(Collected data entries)
※ ※ ※

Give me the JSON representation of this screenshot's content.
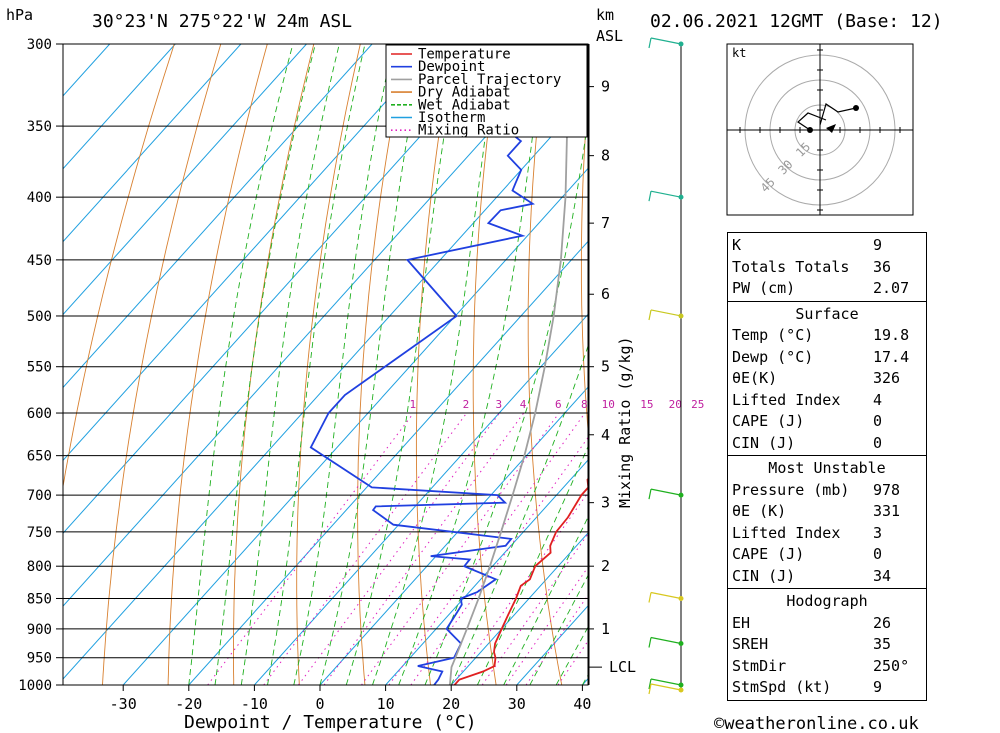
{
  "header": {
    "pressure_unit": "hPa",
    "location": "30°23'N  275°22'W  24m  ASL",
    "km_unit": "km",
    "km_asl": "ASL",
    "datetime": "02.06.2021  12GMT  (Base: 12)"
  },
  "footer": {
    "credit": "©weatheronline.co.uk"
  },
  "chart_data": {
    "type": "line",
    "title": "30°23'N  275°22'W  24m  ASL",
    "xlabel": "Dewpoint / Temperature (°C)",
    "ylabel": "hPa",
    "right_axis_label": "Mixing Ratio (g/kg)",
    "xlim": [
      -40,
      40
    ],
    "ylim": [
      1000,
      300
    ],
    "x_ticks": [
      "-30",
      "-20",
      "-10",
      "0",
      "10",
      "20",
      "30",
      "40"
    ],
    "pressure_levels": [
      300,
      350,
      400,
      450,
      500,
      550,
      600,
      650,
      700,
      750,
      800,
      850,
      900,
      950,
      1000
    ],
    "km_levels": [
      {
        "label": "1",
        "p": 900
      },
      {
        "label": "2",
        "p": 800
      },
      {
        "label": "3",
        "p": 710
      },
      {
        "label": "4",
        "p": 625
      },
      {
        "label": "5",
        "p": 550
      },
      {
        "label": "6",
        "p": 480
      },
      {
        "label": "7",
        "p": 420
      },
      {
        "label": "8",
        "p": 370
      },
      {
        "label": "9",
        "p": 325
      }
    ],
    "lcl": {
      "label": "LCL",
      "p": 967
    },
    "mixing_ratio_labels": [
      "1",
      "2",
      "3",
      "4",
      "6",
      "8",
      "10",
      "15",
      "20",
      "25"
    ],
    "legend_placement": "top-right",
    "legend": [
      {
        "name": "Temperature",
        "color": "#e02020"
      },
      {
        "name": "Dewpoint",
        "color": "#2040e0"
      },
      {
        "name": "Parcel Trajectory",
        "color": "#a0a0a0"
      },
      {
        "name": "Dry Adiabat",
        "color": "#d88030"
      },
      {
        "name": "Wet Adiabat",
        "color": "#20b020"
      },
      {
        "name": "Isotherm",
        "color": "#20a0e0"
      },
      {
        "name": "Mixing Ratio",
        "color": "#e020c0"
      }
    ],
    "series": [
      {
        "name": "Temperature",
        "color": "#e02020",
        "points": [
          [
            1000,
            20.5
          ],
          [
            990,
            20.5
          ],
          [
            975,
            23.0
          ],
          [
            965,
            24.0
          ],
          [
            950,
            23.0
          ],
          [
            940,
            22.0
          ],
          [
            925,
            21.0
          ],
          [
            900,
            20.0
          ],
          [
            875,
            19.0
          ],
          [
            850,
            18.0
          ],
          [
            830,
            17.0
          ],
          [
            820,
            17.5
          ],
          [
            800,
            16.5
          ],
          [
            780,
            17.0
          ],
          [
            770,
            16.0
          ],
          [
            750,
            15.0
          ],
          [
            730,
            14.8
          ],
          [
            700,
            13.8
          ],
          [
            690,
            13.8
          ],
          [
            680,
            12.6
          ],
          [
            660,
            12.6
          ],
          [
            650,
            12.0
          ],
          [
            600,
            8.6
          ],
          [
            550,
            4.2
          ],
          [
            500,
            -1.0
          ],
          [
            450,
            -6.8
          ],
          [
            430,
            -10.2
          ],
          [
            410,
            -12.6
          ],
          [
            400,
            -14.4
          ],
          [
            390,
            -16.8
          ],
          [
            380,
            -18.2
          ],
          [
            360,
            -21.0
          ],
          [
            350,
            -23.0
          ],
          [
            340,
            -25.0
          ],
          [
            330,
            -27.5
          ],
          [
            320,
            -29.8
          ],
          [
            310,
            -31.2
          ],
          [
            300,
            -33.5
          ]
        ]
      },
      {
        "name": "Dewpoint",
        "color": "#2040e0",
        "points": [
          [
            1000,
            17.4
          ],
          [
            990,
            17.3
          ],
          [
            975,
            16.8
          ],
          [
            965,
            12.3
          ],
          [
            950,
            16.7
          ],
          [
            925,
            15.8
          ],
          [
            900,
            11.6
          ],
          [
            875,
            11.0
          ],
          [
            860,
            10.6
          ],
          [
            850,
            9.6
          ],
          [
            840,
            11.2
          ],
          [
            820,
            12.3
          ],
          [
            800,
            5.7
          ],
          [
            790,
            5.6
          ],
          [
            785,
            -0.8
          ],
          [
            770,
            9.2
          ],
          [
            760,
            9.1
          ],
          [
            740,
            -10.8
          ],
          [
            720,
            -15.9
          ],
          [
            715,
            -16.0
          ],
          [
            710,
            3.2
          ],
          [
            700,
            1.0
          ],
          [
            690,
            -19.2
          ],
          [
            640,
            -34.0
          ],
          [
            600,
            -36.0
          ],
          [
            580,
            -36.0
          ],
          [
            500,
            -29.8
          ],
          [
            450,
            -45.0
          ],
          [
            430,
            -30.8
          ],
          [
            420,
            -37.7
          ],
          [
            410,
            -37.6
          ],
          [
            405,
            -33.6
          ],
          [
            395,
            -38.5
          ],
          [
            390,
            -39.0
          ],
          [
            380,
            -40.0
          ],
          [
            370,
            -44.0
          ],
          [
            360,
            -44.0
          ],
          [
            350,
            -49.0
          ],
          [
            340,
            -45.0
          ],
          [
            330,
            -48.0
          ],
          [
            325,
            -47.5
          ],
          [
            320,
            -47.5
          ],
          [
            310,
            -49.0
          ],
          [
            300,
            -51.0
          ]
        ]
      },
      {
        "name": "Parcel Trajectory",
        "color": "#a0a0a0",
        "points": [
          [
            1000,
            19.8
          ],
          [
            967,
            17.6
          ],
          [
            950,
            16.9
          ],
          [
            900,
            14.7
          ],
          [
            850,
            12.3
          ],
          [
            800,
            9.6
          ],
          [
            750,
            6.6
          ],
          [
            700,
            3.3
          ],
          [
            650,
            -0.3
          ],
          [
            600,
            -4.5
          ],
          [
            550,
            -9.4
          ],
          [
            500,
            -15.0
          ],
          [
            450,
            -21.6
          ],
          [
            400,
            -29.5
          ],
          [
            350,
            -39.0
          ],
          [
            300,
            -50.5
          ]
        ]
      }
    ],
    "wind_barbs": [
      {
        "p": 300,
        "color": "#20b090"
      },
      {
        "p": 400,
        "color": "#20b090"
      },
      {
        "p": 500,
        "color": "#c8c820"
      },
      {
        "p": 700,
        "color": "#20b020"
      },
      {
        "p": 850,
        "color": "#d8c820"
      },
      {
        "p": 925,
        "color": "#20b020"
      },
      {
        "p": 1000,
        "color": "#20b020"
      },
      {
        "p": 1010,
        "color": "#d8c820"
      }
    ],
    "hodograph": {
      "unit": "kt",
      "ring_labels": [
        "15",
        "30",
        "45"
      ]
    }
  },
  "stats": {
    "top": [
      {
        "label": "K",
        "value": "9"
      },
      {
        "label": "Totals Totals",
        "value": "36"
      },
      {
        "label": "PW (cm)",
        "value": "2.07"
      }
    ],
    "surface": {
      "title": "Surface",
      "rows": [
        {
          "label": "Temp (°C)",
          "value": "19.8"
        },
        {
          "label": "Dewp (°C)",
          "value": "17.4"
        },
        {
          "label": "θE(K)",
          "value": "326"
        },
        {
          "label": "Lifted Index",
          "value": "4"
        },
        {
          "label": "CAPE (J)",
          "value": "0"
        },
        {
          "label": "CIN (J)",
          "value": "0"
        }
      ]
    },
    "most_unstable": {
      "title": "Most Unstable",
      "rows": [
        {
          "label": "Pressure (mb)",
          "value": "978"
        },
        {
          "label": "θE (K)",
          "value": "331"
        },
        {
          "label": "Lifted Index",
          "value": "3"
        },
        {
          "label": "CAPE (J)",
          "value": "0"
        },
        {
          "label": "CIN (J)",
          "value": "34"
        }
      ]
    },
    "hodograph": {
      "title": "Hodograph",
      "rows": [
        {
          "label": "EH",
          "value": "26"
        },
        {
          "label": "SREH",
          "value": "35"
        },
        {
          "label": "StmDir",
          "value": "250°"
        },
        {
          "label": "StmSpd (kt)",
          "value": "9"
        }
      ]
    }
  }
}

※ ※ ※

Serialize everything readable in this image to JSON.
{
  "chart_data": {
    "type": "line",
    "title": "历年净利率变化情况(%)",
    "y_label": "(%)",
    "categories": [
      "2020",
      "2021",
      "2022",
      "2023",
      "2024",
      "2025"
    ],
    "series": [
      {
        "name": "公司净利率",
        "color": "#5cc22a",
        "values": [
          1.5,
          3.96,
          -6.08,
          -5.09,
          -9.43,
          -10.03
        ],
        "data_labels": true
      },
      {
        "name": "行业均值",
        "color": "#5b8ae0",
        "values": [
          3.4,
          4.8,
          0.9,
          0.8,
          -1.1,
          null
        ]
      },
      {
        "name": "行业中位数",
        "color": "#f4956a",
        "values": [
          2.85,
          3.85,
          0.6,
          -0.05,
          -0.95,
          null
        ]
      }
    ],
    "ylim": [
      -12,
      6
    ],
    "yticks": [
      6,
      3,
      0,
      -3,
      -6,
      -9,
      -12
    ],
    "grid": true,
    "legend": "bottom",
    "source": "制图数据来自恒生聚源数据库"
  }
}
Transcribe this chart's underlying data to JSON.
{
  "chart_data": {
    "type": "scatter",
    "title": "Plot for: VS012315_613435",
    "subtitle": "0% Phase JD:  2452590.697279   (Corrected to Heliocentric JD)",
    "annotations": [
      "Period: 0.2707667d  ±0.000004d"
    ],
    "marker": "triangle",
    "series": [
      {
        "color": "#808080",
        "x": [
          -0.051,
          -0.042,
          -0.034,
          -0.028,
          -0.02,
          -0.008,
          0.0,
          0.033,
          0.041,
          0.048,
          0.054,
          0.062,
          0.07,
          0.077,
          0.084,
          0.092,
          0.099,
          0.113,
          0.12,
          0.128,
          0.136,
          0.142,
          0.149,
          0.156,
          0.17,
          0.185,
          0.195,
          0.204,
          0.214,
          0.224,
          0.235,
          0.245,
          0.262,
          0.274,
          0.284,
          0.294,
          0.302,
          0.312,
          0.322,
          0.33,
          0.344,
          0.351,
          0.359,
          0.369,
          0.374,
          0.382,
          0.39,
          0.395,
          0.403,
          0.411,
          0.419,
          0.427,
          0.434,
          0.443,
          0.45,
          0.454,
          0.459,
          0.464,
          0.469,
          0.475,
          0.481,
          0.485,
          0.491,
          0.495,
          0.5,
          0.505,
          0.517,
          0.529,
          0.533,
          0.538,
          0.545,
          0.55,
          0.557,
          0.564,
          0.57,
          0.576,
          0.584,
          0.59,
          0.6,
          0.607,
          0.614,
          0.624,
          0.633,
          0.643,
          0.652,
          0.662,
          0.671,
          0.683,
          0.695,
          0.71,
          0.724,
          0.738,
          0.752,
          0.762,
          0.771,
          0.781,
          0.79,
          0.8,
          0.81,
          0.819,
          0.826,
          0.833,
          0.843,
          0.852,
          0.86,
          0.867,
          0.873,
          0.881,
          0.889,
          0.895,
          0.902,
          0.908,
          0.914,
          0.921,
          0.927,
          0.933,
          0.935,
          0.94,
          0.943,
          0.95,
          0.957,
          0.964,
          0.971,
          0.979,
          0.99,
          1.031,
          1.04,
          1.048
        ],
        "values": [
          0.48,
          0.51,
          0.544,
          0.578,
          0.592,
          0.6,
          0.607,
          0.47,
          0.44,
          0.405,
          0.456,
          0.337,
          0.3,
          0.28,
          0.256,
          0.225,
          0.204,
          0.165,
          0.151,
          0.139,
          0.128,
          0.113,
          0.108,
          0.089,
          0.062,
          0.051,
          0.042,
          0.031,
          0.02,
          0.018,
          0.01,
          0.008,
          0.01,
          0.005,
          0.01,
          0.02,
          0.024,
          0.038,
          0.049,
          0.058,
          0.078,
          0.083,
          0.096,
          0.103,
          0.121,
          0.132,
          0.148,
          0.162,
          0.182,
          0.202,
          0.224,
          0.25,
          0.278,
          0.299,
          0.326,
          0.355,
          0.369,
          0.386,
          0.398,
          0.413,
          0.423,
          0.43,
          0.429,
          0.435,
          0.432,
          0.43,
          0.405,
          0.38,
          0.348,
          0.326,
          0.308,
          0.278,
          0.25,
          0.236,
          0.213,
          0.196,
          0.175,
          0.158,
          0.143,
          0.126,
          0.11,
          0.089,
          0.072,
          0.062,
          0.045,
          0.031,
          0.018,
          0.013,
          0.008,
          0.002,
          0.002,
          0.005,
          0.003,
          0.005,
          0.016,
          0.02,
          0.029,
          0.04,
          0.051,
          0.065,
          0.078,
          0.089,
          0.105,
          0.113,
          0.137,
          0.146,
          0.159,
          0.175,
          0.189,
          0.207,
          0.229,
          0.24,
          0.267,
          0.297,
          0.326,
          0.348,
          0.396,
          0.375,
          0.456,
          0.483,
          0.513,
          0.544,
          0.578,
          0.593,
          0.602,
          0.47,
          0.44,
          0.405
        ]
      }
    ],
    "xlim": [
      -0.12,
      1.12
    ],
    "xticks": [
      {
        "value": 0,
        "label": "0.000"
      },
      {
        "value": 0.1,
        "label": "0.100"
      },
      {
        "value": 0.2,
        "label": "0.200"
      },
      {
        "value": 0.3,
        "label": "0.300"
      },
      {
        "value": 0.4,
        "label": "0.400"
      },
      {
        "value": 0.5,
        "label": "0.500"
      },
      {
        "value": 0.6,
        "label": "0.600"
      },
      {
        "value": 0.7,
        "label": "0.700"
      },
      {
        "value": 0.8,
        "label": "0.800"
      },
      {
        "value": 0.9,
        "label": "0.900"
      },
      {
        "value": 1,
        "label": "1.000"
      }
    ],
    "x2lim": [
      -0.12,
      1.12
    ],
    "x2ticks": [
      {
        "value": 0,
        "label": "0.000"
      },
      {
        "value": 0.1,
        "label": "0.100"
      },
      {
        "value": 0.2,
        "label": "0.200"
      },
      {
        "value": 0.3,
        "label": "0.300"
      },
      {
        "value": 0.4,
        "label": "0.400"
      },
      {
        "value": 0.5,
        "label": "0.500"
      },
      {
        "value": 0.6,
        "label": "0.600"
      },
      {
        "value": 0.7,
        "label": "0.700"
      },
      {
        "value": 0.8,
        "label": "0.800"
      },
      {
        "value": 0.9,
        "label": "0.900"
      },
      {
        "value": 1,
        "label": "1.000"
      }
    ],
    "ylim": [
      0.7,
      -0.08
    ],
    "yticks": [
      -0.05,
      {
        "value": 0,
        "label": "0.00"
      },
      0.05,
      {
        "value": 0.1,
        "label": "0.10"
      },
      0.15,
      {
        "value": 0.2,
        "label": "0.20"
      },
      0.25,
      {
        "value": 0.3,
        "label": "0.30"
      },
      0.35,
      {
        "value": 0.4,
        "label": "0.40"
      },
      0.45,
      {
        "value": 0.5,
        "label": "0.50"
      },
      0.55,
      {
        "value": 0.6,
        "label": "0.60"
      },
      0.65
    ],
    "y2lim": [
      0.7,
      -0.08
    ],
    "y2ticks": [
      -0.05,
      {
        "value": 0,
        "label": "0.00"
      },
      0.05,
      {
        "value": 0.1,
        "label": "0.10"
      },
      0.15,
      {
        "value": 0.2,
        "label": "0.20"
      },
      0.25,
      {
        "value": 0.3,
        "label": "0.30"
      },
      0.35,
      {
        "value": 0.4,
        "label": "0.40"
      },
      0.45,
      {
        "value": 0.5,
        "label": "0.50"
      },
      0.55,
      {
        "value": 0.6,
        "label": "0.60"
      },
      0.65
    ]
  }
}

※ ※ ※

### WORK TO DO
Copy every line of the listing that contains the word "this".

### CORRECT ANSWER
Give me the JSON representation of this screenshot's content.
Serialize everything readable in this image to JSON.
Transcribe this chart's underlying data to JSON.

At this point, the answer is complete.